• **Do this**: Output the data exactly, with every line intact.

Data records

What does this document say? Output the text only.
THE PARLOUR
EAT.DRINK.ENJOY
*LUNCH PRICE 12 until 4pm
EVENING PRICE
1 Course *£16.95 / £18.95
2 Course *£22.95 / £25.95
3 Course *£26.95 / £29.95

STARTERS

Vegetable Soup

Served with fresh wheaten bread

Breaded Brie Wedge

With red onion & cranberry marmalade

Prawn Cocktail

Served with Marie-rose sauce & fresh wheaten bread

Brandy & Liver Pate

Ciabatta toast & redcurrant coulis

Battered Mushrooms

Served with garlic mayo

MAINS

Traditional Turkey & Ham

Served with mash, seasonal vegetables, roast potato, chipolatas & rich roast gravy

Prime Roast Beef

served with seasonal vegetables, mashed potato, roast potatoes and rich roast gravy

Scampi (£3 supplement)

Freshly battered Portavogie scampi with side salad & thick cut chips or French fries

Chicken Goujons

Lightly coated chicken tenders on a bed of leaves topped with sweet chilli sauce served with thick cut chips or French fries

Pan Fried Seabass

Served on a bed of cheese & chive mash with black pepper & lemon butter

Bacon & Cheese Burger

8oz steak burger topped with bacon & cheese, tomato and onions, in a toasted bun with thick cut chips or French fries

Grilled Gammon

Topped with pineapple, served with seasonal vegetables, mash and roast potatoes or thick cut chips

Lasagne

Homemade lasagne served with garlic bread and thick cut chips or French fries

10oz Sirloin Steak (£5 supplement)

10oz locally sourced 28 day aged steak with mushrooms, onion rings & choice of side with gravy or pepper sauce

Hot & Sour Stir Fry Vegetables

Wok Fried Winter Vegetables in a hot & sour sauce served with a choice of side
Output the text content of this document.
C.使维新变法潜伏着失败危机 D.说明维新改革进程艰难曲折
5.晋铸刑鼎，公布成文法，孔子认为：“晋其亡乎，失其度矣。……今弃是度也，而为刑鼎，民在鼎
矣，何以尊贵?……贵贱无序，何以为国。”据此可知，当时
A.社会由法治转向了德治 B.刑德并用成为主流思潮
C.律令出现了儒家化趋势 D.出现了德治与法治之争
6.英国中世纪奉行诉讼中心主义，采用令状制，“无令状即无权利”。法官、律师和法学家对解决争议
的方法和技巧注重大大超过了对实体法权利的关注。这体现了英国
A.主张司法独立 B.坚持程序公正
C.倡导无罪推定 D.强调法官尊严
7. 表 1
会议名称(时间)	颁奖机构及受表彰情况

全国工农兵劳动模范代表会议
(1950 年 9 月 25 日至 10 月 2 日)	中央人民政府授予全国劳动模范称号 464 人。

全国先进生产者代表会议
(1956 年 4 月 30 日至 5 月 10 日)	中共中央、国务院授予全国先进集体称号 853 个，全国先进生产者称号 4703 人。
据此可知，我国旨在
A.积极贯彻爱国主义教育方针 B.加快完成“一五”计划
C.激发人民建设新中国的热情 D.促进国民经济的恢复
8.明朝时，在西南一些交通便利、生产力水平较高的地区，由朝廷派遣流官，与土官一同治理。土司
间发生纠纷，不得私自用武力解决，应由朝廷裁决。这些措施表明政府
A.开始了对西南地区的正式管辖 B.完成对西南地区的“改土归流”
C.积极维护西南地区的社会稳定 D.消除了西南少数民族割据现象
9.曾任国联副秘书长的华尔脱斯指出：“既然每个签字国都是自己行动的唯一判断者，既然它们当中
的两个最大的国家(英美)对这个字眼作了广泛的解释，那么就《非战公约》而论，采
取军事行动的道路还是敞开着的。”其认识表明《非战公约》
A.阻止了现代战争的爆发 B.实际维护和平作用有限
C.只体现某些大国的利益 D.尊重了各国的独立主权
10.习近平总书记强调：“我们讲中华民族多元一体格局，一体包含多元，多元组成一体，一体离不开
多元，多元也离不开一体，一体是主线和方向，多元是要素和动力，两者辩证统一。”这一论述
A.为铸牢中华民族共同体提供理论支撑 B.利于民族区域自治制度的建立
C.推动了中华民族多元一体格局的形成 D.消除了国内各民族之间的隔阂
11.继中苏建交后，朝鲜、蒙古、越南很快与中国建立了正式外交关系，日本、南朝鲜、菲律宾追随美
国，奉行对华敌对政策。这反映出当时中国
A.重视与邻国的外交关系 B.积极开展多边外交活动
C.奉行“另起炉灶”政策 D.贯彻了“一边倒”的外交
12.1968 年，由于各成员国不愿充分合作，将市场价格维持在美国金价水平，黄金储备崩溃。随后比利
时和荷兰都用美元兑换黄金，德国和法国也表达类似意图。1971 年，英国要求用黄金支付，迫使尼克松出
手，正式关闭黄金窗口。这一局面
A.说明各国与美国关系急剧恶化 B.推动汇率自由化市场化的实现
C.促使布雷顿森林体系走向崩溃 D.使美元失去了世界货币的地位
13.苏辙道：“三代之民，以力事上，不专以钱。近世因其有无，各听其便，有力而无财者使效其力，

• **Finished task**:
What does this document say? Output the text only.
THE PARLOUR
EAT.DRINK.ENJOY
*LUNCH PRICE 12 until 4pm
EVENING PRICE
1 Course *£16.95 / £18.95
2 Course *£22.95 / £25.95
3 Course *£26.95 / £29.95

STARTERS

Vegetable Soup

Served with fresh wheaten bread

Breaded Brie Wedge

With red onion & cranberry marmalade

Prawn Cocktail

Served with Marie-rose sauce & fresh wheaten bread

Brandy & Liver Pate

Ciabatta toast & redcurrant coulis

Battered Mushrooms

Served with garlic mayo

MAINS

Traditional Turkey & Ham

Served with mash, seasonal vegetables, roast potato, chipolatas & rich roast gravy

Prime Roast Beef

served with seasonal vegetables, mashed potato, roast potatoes and rich roast gravy

Scampi (£3 supplement)

Freshly battered Portavogie scampi with side salad & thick cut chips or French fries

Chicken Goujons

Lightly coated chicken tenders on a bed of leaves topped with sweet chilli sauce served with thick cut chips or French fries

Pan Fried Seabass

Served on a bed of cheese & chive mash with black pepper & lemon butter

Bacon & Cheese Burger

8oz steak burger topped with bacon & cheese, tomato and onions, in a toasted bun with thick cut chips or French fries

Grilled Gammon

Topped with pineapple, served with seasonal vegetables, mash and roast potatoes or thick cut chips

Lasagne

Homemade lasagne served with garlic bread and thick cut chips or French fries

10oz Sirloin Steak (£5 supplement)

10oz locally sourced 28 day aged steak with mushrooms, onion rings & choice of side with gravy or pepper sauce

Hot & Sour Stir Fry Vegetables

Wok Fried Winter Vegetables in a hot & sour sauce served with a choice of side
Output the text content of this document.
C.使维新变法潜伏着失败危机 D.说明维新改革进程艰难曲折
5.晋铸刑鼎，公布成文法，孔子认为：“晋其亡乎，失其度矣。……今弃是度也，而为刑鼎，民在鼎
矣，何以尊贵?……贵贱无序，何以为国。”据此可知，当时
A.社会由法治转向了德治 B.刑德并用成为主流思潮
C.律令出现了儒家化趋势 D.出现了德治与法治之争
6.英国中世纪奉行诉讼中心主义，采用令状制，“无令状即无权利”。法官、律师和法学家对解决争议
的方法和技巧注重大大超过了对实体法权利的关注。这体现了英国
A.主张司法独立 B.坚持程序公正
C.倡导无罪推定 D.强调法官尊严
7. 表 1
会议名称(时间)	颁奖机构及受表彰情况

全国工农兵劳动模范代表会议
(1950 年 9 月 25 日至 10 月 2 日)	中央人民政府授予全国劳动模范称号 464 人。

全国先进生产者代表会议
(1956 年 4 月 30 日至 5 月 10 日)	中共中央、国务院授予全国先进集体称号 853 个，全国先进生产者称号 4703 人。
据此可知，我国旨在
A.积极贯彻爱国主义教育方针 B.加快完成“一五”计划
C.激发人民建设新中国的热情 D.促进国民经济的恢复
8.明朝时，在西南一些交通便利、生产力水平较高的地区，由朝廷派遣流官，与土官一同治理。土司
间发生纠纷，不得私自用武力解决，应由朝廷裁决。这些措施表明政府
A.开始了对西南地区的正式管辖 B.完成对西南地区的“改土归流”
C.积极维护西南地区的社会稳定 D.消除了西南少数民族割据现象
9.曾任国联副秘书长的华尔脱斯指出：“既然每个签字国都是自己行动的唯一判断者，既然它们当中
的两个最大的国家(英美)对这个字眼作了广泛的解释，那么就《非战公约》而论，采
取军事行动的道路还是敞开着的。”其认识表明《非战公约》
A.阻止了现代战争的爆发 B.实际维护和平作用有限
C.只体现某些大国的利益 D.尊重了各国的独立主权
10.习近平总书记强调：“我们讲中华民族多元一体格局，一体包含多元，多元组成一体，一体离不开
多元，多元也离不开一体，一体是主线和方向，多元是要素和动力，两者辩证统一。”这一论述
A.为铸牢中华民族共同体提供理论支撑 B.利于民族区域自治制度的建立
C.推动了中华民族多元一体格局的形成 D.消除了国内各民族之间的隔阂
11.继中苏建交后，朝鲜、蒙古、越南很快与中国建立了正式外交关系，日本、南朝鲜、菲律宾追随美
国，奉行对华敌对政策。这反映出当时中国
A.重视与邻国的外交关系 B.积极开展多边外交活动
C.奉行“另起炉灶”政策 D.贯彻了“一边倒”的外交
12.1968 年，由于各成员国不愿充分合作，将市场价格维持在美国金价水平，黄金储备崩溃。随后比利
时和荷兰都用美元兑换黄金，德国和法国也表达类似意图。1971 年，英国要求用黄金支付，迫使尼克松出
手，正式关闭黄金窗口。这一局面
A.说明各国与美国关系急剧恶化 B.推动汇率自由化市场化的实现
C.促使布雷顿森林体系走向崩溃 D.使美元失去了世界货币的地位
13.苏辙道：“三代之民，以力事上，不专以钱。近世因其有无，各听其便，有力而无财者使效其力，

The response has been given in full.